Problem details » What follows is a set of records, each of which is to be written out exactly.

---------- Data shown ----------

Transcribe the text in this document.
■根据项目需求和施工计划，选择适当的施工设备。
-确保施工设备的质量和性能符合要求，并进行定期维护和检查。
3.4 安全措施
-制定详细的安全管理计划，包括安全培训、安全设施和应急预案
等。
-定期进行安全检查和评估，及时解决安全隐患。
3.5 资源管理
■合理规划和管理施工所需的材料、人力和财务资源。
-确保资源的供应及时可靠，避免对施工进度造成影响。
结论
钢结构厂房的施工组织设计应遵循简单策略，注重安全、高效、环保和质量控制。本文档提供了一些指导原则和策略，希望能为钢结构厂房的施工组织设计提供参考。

----------

Result »
Transcribe the text in this document.
■根据项目需求和施工计划，选择适当的施工设备。
-确保施工设备的质量和性能符合要求，并进行定期维护和检查。
3.4 安全措施
-制定详细的安全管理计划，包括安全培训、安全设施和应急预案
等。
-定期进行安全检查和评估，及时解决安全隐患。
3.5 资源管理
■合理规划和管理施工所需的材料、人力和财务资源。
-确保资源的供应及时可靠，避免对施工进度造成影响。
结论
钢结构厂房的施工组织设计应遵循简单策略，注重安全、高效、环保和质量控制。本文档提供了一些指导原则和策略，希望能为钢结构厂房的施工组织设计提供参考。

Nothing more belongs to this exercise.